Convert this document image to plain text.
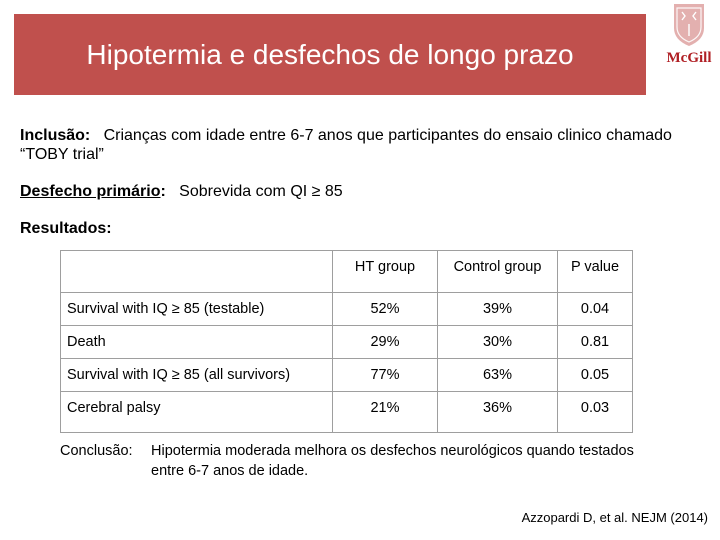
Hipotermia e desfechos de longo prazo	McGill
Inclusão: Crianças com idade entre 6-7 anos que participantes do ensaio clinico chamado “TOBY trial”
Desfecho primário: Sobrevida com QI ≥ 85
Resultados:
	HT group	Control group	P value
Survival with IQ ≥ 85 (testable)	52%	39%	0.04
Death	29%	30%	0.81
Survival with IQ ≥ 85 (all survivors)	77%	63%	0.05
Cerebral palsy	21%	36%	0.03
Conclusão: Hipotermia moderada melhora os desfechos neurológicos quando testados entre 6-7 anos de idade.
Azzopardi D, et al. NEJM (2014)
● ● ●
Gather and copy every line of the data in which the string "idade" is found.

▸ Solution for this task
Inclusão: Crianças com idade entre 6-7 anos que participantes do ensaio clinico chamado “TOBY trial”
Conclusão: Hipotermia moderada melhora os desfechos neurológicos quando testados entre 6-7 anos de idade.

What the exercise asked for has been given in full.